Work to do:
Omit the pictures, please, and give each record below again exactly.

Items:
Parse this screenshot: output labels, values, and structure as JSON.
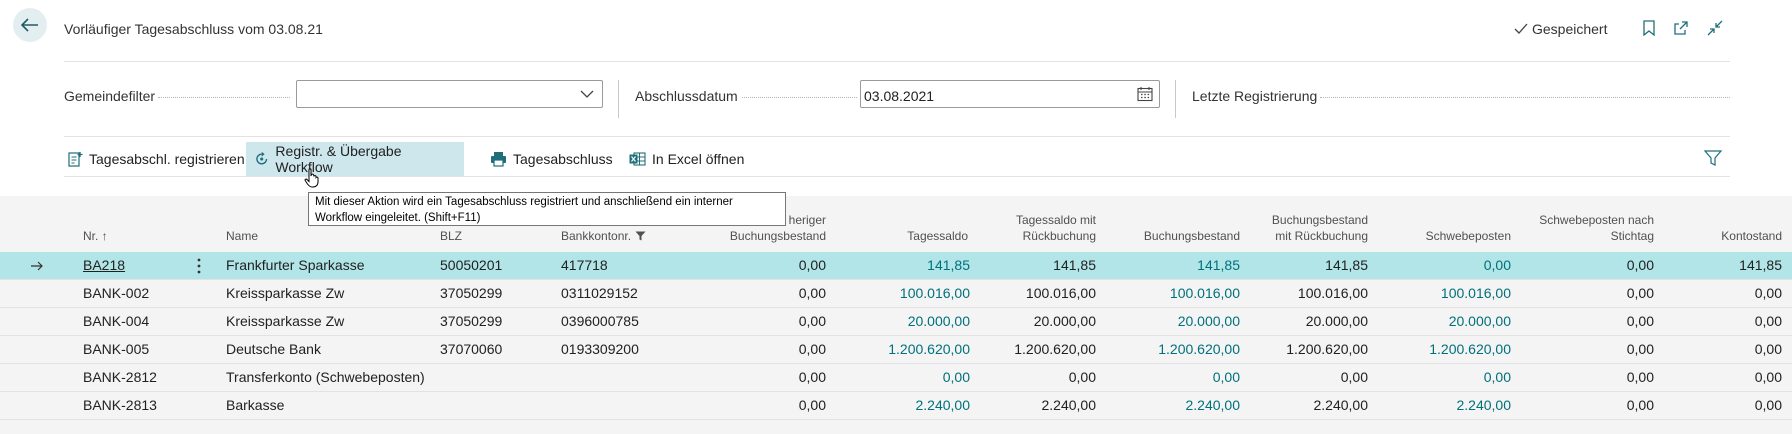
{
  "header": {
    "title": "Vorläufiger Tagesabschluss vom 03.08.21",
    "saved_label": "Gespeichert"
  },
  "filters": {
    "community_filter_label": "Gemeindefilter",
    "community_filter_value": "",
    "closing_date_label": "Abschlussdatum",
    "closing_date_value": "03.08.2021",
    "last_registration_label": "Letzte Registrierung"
  },
  "actions": [
    {
      "label": "Tagesabschl. registrieren",
      "icon": "register-doc-icon"
    },
    {
      "label": "Registr. & Übergabe Workflow",
      "icon": "workflow-icon"
    },
    {
      "label": "Tagesabschluss",
      "icon": "printer-icon"
    },
    {
      "label": "In Excel öffnen",
      "icon": "excel-icon"
    }
  ],
  "tooltip": {
    "line1": "Mit dieser Aktion wird ein Tagesabschluss registriert und anschließend ein interner",
    "line2": "Workflow eingeleitet. (Shift+F11)"
  },
  "table": {
    "columns": {
      "nr": "Nr. ↑",
      "name": "Name",
      "blz": "BLZ",
      "account": "Bankkontonr.",
      "prev_booking_1": "heriger",
      "prev_booking_2": "Buchungsbestand",
      "daily_balance": "Tagessaldo",
      "daily_rev_1": "Tagessaldo mit",
      "daily_rev_2": "Rückbuchung",
      "booking_balance": "Buchungsbestand",
      "booking_rev_1": "Buchungsbestand",
      "booking_rev_2": "mit Rückbuchung",
      "pending": "Schwebeposten",
      "pending_after_1": "Schwebeposten nach",
      "pending_after_2": "Stichtag",
      "account_balance": "Kontostand"
    },
    "rows": [
      {
        "nr": "BA218",
        "name": "Frankfurter Sparkasse",
        "blz": "50050201",
        "account": "417718",
        "prev": "0,00",
        "daily": "141,85",
        "daily_rev": "141,85",
        "booking": "141,85",
        "booking_rev": "141,85",
        "pending": "0,00",
        "pending_after": "0,00",
        "balance": "141,85"
      },
      {
        "nr": "BANK-002",
        "name": "Kreissparkasse Zw",
        "blz": "37050299",
        "account": "0311029152",
        "prev": "0,00",
        "daily": "100.016,00",
        "daily_rev": "100.016,00",
        "booking": "100.016,00",
        "booking_rev": "100.016,00",
        "pending": "100.016,00",
        "pending_after": "0,00",
        "balance": "0,00"
      },
      {
        "nr": "BANK-004",
        "name": "Kreissparkasse Zw",
        "blz": "37050299",
        "account": "0396000785",
        "prev": "0,00",
        "daily": "20.000,00",
        "daily_rev": "20.000,00",
        "booking": "20.000,00",
        "booking_rev": "20.000,00",
        "pending": "20.000,00",
        "pending_after": "0,00",
        "balance": "0,00"
      },
      {
        "nr": "BANK-005",
        "name": "Deutsche Bank",
        "blz": "37070060",
        "account": "0193309200",
        "prev": "0,00",
        "daily": "1.200.620,00",
        "daily_rev": "1.200.620,00",
        "booking": "1.200.620,00",
        "booking_rev": "1.200.620,00",
        "pending": "1.200.620,00",
        "pending_after": "0,00",
        "balance": "0,00"
      },
      {
        "nr": "BANK-2812",
        "name": "Transferkonto (Schwebeposten)",
        "blz": "",
        "account": "",
        "prev": "0,00",
        "daily": "0,00",
        "daily_rev": "0,00",
        "booking": "0,00",
        "booking_rev": "0,00",
        "pending": "0,00",
        "pending_after": "0,00",
        "balance": "0,00"
      },
      {
        "nr": "BANK-2813",
        "name": "Barkasse",
        "blz": "",
        "account": "",
        "prev": "0,00",
        "daily": "2.240,00",
        "daily_rev": "2.240,00",
        "booking": "2.240,00",
        "booking_rev": "2.240,00",
        "pending": "2.240,00",
        "pending_after": "0,00",
        "balance": "0,00"
      }
    ]
  }
}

Final result:
Parse this screenshot: output labels, values, and structure as JSON.
{
  "header": {
    "title": "Vorläufiger Tagesabschluss vom 03.08.21",
    "saved_label": "Gespeichert"
  },
  "filters": {
    "community_filter_label": "Gemeindefilter",
    "community_filter_value": "",
    "closing_date_label": "Abschlussdatum",
    "closing_date_value": "03.08.2021",
    "last_registration_label": "Letzte Registrierung"
  },
  "actions": [
    {
      "label": "Tagesabschl. registrieren",
      "icon": "register-doc-icon"
    },
    {
      "label": "Registr. & Übergabe Workflow",
      "icon": "workflow-icon"
    },
    {
      "label": "Tagesabschluss",
      "icon": "printer-icon"
    },
    {
      "label": "In Excel öffnen",
      "icon": "excel-icon"
    }
  ],
  "tooltip": {
    "line1": "Mit dieser Aktion wird ein Tagesabschluss registriert und anschließend ein interner",
    "line2": "Workflow eingeleitet. (Shift+F11)"
  },
  "table": {
    "columns": {
      "nr": "Nr. ↑",
      "name": "Name",
      "blz": "BLZ",
      "account": "Bankkontonr.",
      "prev_booking_1": "heriger",
      "prev_booking_2": "Buchungsbestand",
      "daily_balance": "Tagessaldo",
      "daily_rev_1": "Tagessaldo mit",
      "daily_rev_2": "Rückbuchung",
      "booking_balance": "Buchungsbestand",
      "booking_rev_1": "Buchungsbestand",
      "booking_rev_2": "mit Rückbuchung",
      "pending": "Schwebeposten",
      "pending_after_1": "Schwebeposten nach",
      "pending_after_2": "Stichtag",
      "account_balance": "Kontostand"
    },
    "rows": [
      {
        "nr": "BA218",
        "name": "Frankfurter Sparkasse",
        "blz": "50050201",
        "account": "417718",
        "prev": "0,00",
        "daily": "141,85",
        "daily_rev": "141,85",
        "booking": "141,85",
        "booking_rev": "141,85",
        "pending": "0,00",
        "pending_after": "0,00",
        "balance": "141,85"
      },
      {
        "nr": "BANK-002",
        "name": "Kreissparkasse Zw",
        "blz": "37050299",
        "account": "0311029152",
        "prev": "0,00",
        "daily": "100.016,00",
        "daily_rev": "100.016,00",
        "booking": "100.016,00",
        "booking_rev": "100.016,00",
        "pending": "100.016,00",
        "pending_after": "0,00",
        "balance": "0,00"
      },
      {
        "nr": "BANK-004",
        "name": "Kreissparkasse Zw",
        "blz": "37050299",
        "account": "0396000785",
        "prev": "0,00",
        "daily": "20.000,00",
        "daily_rev": "20.000,00",
        "booking": "20.000,00",
        "booking_rev": "20.000,00",
        "pending": "20.000,00",
        "pending_after": "0,00",
        "balance": "0,00"
      },
      {
        "nr": "BANK-005",
        "name": "Deutsche Bank",
        "blz": "37070060",
        "account": "0193309200",
        "prev": "0,00",
        "daily": "1.200.620,00",
        "daily_rev": "1.200.620,00",
        "booking": "1.200.620,00",
        "booking_rev": "1.200.620,00",
        "pending": "1.200.620,00",
        "pending_after": "0,00",
        "balance": "0,00"
      },
      {
        "nr": "BANK-2812",
        "name": "Transferkonto (Schwebeposten)",
        "blz": "",
        "account": "",
        "prev": "0,00",
        "daily": "0,00",
        "daily_rev": "0,00",
        "booking": "0,00",
        "booking_rev": "0,00",
        "pending": "0,00",
        "pending_after": "0,00",
        "balance": "0,00"
      },
      {
        "nr": "BANK-2813",
        "name": "Barkasse",
        "blz": "",
        "account": "",
        "prev": "0,00",
        "daily": "2.240,00",
        "daily_rev": "2.240,00",
        "booking": "2.240,00",
        "booking_rev": "2.240,00",
        "pending": "2.240,00",
        "pending_after": "0,00",
        "balance": "0,00"
      }
    ]
  }
}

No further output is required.